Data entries
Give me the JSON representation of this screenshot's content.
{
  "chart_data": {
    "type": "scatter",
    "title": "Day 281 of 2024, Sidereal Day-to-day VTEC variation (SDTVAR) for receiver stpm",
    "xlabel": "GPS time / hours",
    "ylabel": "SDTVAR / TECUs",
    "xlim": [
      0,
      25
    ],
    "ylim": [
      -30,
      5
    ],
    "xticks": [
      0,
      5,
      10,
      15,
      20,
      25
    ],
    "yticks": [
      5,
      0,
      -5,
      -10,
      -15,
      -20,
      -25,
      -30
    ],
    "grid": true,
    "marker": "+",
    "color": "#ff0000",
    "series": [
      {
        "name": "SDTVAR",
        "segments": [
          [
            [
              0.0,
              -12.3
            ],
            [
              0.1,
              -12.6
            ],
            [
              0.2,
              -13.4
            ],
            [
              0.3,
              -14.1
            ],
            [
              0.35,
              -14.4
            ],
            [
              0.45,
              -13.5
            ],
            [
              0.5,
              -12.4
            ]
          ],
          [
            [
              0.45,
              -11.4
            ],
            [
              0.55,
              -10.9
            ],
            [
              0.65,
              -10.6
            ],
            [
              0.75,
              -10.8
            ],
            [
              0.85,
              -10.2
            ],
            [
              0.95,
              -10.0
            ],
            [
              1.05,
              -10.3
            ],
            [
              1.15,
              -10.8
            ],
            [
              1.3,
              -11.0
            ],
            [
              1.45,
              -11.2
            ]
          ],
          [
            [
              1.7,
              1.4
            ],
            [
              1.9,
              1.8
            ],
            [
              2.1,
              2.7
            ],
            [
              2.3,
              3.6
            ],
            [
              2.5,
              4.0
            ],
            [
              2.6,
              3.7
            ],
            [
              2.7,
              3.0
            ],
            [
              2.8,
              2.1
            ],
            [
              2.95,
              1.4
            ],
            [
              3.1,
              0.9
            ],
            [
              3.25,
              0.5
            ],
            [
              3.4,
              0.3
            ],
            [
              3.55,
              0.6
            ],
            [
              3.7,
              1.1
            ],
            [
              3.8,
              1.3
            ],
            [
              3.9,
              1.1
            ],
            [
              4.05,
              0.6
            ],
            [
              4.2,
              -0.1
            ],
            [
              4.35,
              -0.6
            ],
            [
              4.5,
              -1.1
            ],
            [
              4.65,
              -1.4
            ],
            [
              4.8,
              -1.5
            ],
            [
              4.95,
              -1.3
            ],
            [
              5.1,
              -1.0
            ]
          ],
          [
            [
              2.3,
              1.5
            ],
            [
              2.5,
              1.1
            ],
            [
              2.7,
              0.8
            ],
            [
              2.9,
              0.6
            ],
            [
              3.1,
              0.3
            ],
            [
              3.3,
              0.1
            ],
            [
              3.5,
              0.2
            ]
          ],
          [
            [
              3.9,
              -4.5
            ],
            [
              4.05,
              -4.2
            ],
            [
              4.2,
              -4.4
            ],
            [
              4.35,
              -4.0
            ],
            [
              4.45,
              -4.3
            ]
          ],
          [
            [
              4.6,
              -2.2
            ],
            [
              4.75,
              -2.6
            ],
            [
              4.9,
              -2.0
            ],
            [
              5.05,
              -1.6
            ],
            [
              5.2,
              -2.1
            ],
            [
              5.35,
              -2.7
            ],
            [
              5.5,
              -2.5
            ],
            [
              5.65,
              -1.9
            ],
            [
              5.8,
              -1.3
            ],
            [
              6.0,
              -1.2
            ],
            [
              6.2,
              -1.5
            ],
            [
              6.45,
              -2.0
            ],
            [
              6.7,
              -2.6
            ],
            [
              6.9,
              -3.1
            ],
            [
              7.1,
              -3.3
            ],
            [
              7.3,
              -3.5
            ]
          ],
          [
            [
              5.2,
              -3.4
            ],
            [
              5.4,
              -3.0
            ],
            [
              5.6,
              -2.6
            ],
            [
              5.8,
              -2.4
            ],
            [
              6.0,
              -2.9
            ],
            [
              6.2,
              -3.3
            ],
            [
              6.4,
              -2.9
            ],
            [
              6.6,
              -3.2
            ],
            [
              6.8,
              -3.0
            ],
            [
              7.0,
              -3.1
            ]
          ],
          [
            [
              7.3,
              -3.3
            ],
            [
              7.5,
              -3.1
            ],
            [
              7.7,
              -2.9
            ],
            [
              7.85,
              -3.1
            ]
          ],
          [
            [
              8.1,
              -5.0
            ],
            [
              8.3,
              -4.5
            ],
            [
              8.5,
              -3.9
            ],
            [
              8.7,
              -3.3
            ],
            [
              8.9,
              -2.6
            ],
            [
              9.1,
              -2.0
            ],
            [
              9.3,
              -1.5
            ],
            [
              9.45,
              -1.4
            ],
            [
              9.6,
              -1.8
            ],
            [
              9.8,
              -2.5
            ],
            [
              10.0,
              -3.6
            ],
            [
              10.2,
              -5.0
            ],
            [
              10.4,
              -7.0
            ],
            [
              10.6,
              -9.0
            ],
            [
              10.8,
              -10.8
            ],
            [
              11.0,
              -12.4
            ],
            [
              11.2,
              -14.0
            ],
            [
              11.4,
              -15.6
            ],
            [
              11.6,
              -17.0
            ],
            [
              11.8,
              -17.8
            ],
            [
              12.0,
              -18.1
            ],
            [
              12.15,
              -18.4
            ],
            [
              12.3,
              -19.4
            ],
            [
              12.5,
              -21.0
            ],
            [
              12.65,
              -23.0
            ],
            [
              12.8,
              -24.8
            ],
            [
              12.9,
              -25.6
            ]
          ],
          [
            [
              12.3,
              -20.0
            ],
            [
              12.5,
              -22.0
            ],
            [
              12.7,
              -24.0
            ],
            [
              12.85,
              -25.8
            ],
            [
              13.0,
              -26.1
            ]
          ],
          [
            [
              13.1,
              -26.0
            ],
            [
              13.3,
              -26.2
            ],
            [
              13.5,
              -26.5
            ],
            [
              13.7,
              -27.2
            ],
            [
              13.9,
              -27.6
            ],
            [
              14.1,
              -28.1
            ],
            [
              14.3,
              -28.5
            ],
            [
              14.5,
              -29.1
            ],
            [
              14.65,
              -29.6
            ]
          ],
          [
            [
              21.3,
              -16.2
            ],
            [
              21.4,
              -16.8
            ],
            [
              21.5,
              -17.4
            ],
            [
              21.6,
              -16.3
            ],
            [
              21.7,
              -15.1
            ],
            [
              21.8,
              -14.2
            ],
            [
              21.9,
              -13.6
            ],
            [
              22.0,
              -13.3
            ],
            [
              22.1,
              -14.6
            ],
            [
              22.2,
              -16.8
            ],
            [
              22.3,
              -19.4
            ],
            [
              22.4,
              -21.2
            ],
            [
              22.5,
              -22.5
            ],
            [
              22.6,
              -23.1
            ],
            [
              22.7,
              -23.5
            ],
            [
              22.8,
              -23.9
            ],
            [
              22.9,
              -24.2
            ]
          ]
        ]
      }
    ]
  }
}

_Your task_:
Extract all of the material exactly as it is written.

_Output below_:
Give me the JSON representation of this screenshot's content.
{
  "chart_data": {
    "type": "scatter",
    "title": "Day 281 of 2024, Sidereal Day-to-day VTEC variation (SDTVAR) for receiver stpm",
    "xlabel": "GPS time / hours",
    "ylabel": "SDTVAR / TECUs",
    "xlim": [
      0,
      25
    ],
    "ylim": [
      -30,
      5
    ],
    "xticks": [
      0,
      5,
      10,
      15,
      20,
      25
    ],
    "yticks": [
      5,
      0,
      -5,
      -10,
      -15,
      -20,
      -25,
      -30
    ],
    "grid": true,
    "marker": "+",
    "color": "#ff0000",
    "series": [
      {
        "name": "SDTVAR",
        "segments": [
          [
            [
              0.0,
              -12.3
            ],
            [
              0.1,
              -12.6
            ],
            [
              0.2,
              -13.4
            ],
            [
              0.3,
              -14.1
            ],
            [
              0.35,
              -14.4
            ],
            [
              0.45,
              -13.5
            ],
            [
              0.5,
              -12.4
            ]
          ],
          [
            [
              0.45,
              -11.4
            ],
            [
              0.55,
              -10.9
            ],
            [
              0.65,
              -10.6
            ],
            [
              0.75,
              -10.8
            ],
            [
              0.85,
              -10.2
            ],
            [
              0.95,
              -10.0
            ],
            [
              1.05,
              -10.3
            ],
            [
              1.15,
              -10.8
            ],
            [
              1.3,
              -11.0
            ],
            [
              1.45,
              -11.2
            ]
          ],
          [
            [
              1.7,
              1.4
            ],
            [
              1.9,
              1.8
            ],
            [
              2.1,
              2.7
            ],
            [
              2.3,
              3.6
            ],
            [
              2.5,
              4.0
            ],
            [
              2.6,
              3.7
            ],
            [
              2.7,
              3.0
            ],
            [
              2.8,
              2.1
            ],
            [
              2.95,
              1.4
            ],
            [
              3.1,
              0.9
            ],
            [
              3.25,
              0.5
            ],
            [
              3.4,
              0.3
            ],
            [
              3.55,
              0.6
            ],
            [
              3.7,
              1.1
            ],
            [
              3.8,
              1.3
            ],
            [
              3.9,
              1.1
            ],
            [
              4.05,
              0.6
            ],
            [
              4.2,
              -0.1
            ],
            [
              4.35,
              -0.6
            ],
            [
              4.5,
              -1.1
            ],
            [
              4.65,
              -1.4
            ],
            [
              4.8,
              -1.5
            ],
            [
              4.95,
              -1.3
            ],
            [
              5.1,
              -1.0
            ]
          ],
          [
            [
              2.3,
              1.5
            ],
            [
              2.5,
              1.1
            ],
            [
              2.7,
              0.8
            ],
            [
              2.9,
              0.6
            ],
            [
              3.1,
              0.3
            ],
            [
              3.3,
              0.1
            ],
            [
              3.5,
              0.2
            ]
          ],
          [
            [
              3.9,
              -4.5
            ],
            [
              4.05,
              -4.2
            ],
            [
              4.2,
              -4.4
            ],
            [
              4.35,
              -4.0
            ],
            [
              4.45,
              -4.3
            ]
          ],
          [
            [
              4.6,
              -2.2
            ],
            [
              4.75,
              -2.6
            ],
            [
              4.9,
              -2.0
            ],
            [
              5.05,
              -1.6
            ],
            [
              5.2,
              -2.1
            ],
            [
              5.35,
              -2.7
            ],
            [
              5.5,
              -2.5
            ],
            [
              5.65,
              -1.9
            ],
            [
              5.8,
              -1.3
            ],
            [
              6.0,
              -1.2
            ],
            [
              6.2,
              -1.5
            ],
            [
              6.45,
              -2.0
            ],
            [
              6.7,
              -2.6
            ],
            [
              6.9,
              -3.1
            ],
            [
              7.1,
              -3.3
            ],
            [
              7.3,
              -3.5
            ]
          ],
          [
            [
              5.2,
              -3.4
            ],
            [
              5.4,
              -3.0
            ],
            [
              5.6,
              -2.6
            ],
            [
              5.8,
              -2.4
            ],
            [
              6.0,
              -2.9
            ],
            [
              6.2,
              -3.3
            ],
            [
              6.4,
              -2.9
            ],
            [
              6.6,
              -3.2
            ],
            [
              6.8,
              -3.0
            ],
            [
              7.0,
              -3.1
            ]
          ],
          [
            [
              7.3,
              -3.3
            ],
            [
              7.5,
              -3.1
            ],
            [
              7.7,
              -2.9
            ],
            [
              7.85,
              -3.1
            ]
          ],
          [
            [
              8.1,
              -5.0
            ],
            [
              8.3,
              -4.5
            ],
            [
              8.5,
              -3.9
            ],
            [
              8.7,
              -3.3
            ],
            [
              8.9,
              -2.6
            ],
            [
              9.1,
              -2.0
            ],
            [
              9.3,
              -1.5
            ],
            [
              9.45,
              -1.4
            ],
            [
              9.6,
              -1.8
            ],
            [
              9.8,
              -2.5
            ],
            [
              10.0,
              -3.6
            ],
            [
              10.2,
              -5.0
            ],
            [
              10.4,
              -7.0
            ],
            [
              10.6,
              -9.0
            ],
            [
              10.8,
              -10.8
            ],
            [
              11.0,
              -12.4
            ],
            [
              11.2,
              -14.0
            ],
            [
              11.4,
              -15.6
            ],
            [
              11.6,
              -17.0
            ],
            [
              11.8,
              -17.8
            ],
            [
              12.0,
              -18.1
            ],
            [
              12.15,
              -18.4
            ],
            [
              12.3,
              -19.4
            ],
            [
              12.5,
              -21.0
            ],
            [
              12.65,
              -23.0
            ],
            [
              12.8,
              -24.8
            ],
            [
              12.9,
              -25.6
            ]
          ],
          [
            [
              12.3,
              -20.0
            ],
            [
              12.5,
              -22.0
            ],
            [
              12.7,
              -24.0
            ],
            [
              12.85,
              -25.8
            ],
            [
              13.0,
              -26.1
            ]
          ],
          [
            [
              13.1,
              -26.0
            ],
            [
              13.3,
              -26.2
            ],
            [
              13.5,
              -26.5
            ],
            [
              13.7,
              -27.2
            ],
            [
              13.9,
              -27.6
            ],
            [
              14.1,
              -28.1
            ],
            [
              14.3,
              -28.5
            ],
            [
              14.5,
              -29.1
            ],
            [
              14.65,
              -29.6
            ]
          ],
          [
            [
              21.3,
              -16.2
            ],
            [
              21.4,
              -16.8
            ],
            [
              21.5,
              -17.4
            ],
            [
              21.6,
              -16.3
            ],
            [
              21.7,
              -15.1
            ],
            [
              21.8,
              -14.2
            ],
            [
              21.9,
              -13.6
            ],
            [
              22.0,
              -13.3
            ],
            [
              22.1,
              -14.6
            ],
            [
              22.2,
              -16.8
            ],
            [
              22.3,
              -19.4
            ],
            [
              22.4,
              -21.2
            ],
            [
              22.5,
              -22.5
            ],
            [
              22.6,
              -23.1
            ],
            [
              22.7,
              -23.5
            ],
            [
              22.8,
              -23.9
            ],
            [
              22.9,
              -24.2
            ]
          ]
        ]
      }
    ]
  }
}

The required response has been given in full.